▸ RECORDS PROVIDED
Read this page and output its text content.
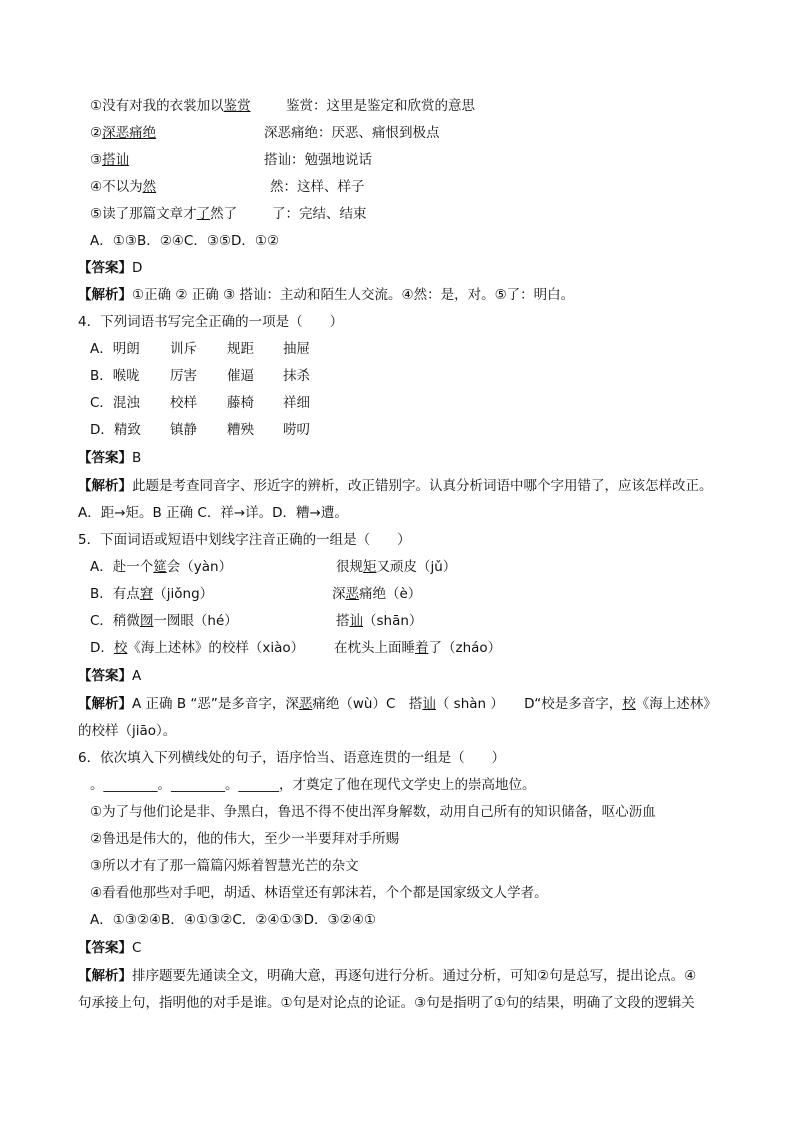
①没有对我的衣裳加以鉴赏	鉴赏：这里是鉴定和欣赏的意思
②深恶痛绝	深恶痛绝：厌恶、痛恨到极点
③搭讪	搭讪：勉强地说话
④不以为然	然：这样、样子
⑤读了那篇文章才了然了	了：完结、结束
A．①③B．②④C．③⑤D．①②
【答案】D
【解析】①正确 ② 正确 ③ 搭讪：主动和陌生人交流。④然：是，对。⑤了：明白。
4．下列词语书写完全正确的一项是（　　）
A．明朗 训斥 规距 抽屉
B．喉咙 厉害 催逼 抹杀
C．混浊 校样 藤椅 祥细
D．精致 镇静 糟殃 唠叨
【答案】B
【解析】此题是考查同音字、形近字的辨析，改正错别字。认真分析词语中哪个字用错了，应该怎样改正。
A．距→矩。B 正确 C．祥→详。D．糟→遭。
5．下面词语或短语中划线字注音正确的一组是（　　）
A．赴一个筵会（yàn）	很规矩又顽皮（jǔ）
B．有点窘（jiǒng）	深恶痛绝（è）
C．稍微囫一囫眼（hé）	搭讪（shān）
D．校《海上述林》的校样（xiào） 在枕头上面睡着了（zháo）
【答案】A
【解析】A 正确 B “恶”是多音字，深恶痛绝（wù）C　搭讪（ shàn ）　　D“校是多音字，校《海上述林》
的校样（jiāo）。
6．依次填入下列横线处的句子，语序恰当、语意连贯的一组是（　　）
。________。________。______，才奠定了他在现代文学史上的崇高地位。
①为了与他们论是非、争黑白，鲁迅不得不使出浑身解数，动用自己所有的知识储备，呕心沥血
②鲁迅是伟大的，他的伟大，至少一半要拜对手所赐
③所以才有了那一篇篇闪烁着智慧光芒的杂文
④看看他那些对手吧，胡适、林语堂还有郭沫若，个个都是国家级文人学者。
A．①③②④B．④①③②C．②④①③D．③②④①
【答案】C
【解析】排序题要先通读全文，明确大意，再逐句进行分析。通过分析，可知②句是总写，提出论点。④
句承接上句，指明他的对手是谁。①句是对论点的论证。③句是指明了①句的结果，明确了文段的逻辑关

▸ SHORT TASK
Transcribe the complete set of entries verbatim. No pictures belong in the copy.

▸ FULL OUTPUT
Read this page and output its text content.
①没有对我的衣裳加以鉴赏	鉴赏：这里是鉴定和欣赏的意思
②深恶痛绝	深恶痛绝：厌恶、痛恨到极点
③搭讪	搭讪：勉强地说话
④不以为然	然：这样、样子
⑤读了那篇文章才了然了	了：完结、结束
A．①③B．②④C．③⑤D．①②
【答案】D
【解析】①正确 ② 正确 ③ 搭讪：主动和陌生人交流。④然：是，对。⑤了：明白。
4．下列词语书写完全正确的一项是（　　）
A．明朗 训斥 规距 抽屉
B．喉咙 厉害 催逼 抹杀
C．混浊 校样 藤椅 祥细
D．精致 镇静 糟殃 唠叨
【答案】B
【解析】此题是考查同音字、形近字的辨析，改正错别字。认真分析词语中哪个字用错了，应该怎样改正。
A．距→矩。B 正确 C．祥→详。D．糟→遭。
5．下面词语或短语中划线字注音正确的一组是（　　）
A．赴一个筵会（yàn）	很规矩又顽皮（jǔ）
B．有点窘（jiǒng）	深恶痛绝（è）
C．稍微囫一囫眼（hé）	搭讪（shān）
D．校《海上述林》的校样（xiào） 在枕头上面睡着了（zháo）
【答案】A
【解析】A 正确 B “恶”是多音字，深恶痛绝（wù）C　搭讪（ shàn ）　　D“校是多音字，校《海上述林》
的校样（jiāo）。
6．依次填入下列横线处的句子，语序恰当、语意连贯的一组是（　　）
。________。________。______，才奠定了他在现代文学史上的崇高地位。
①为了与他们论是非、争黑白，鲁迅不得不使出浑身解数，动用自己所有的知识储备，呕心沥血
②鲁迅是伟大的，他的伟大，至少一半要拜对手所赐
③所以才有了那一篇篇闪烁着智慧光芒的杂文
④看看他那些对手吧，胡适、林语堂还有郭沫若，个个都是国家级文人学者。
A．①③②④B．④①③②C．②④①③D．③②④①
【答案】C
【解析】排序题要先通读全文，明确大意，再逐句进行分析。通过分析，可知②句是总写，提出论点。④
句承接上句，指明他的对手是谁。①句是对论点的论证。③句是指明了①句的结果，明确了文段的逻辑关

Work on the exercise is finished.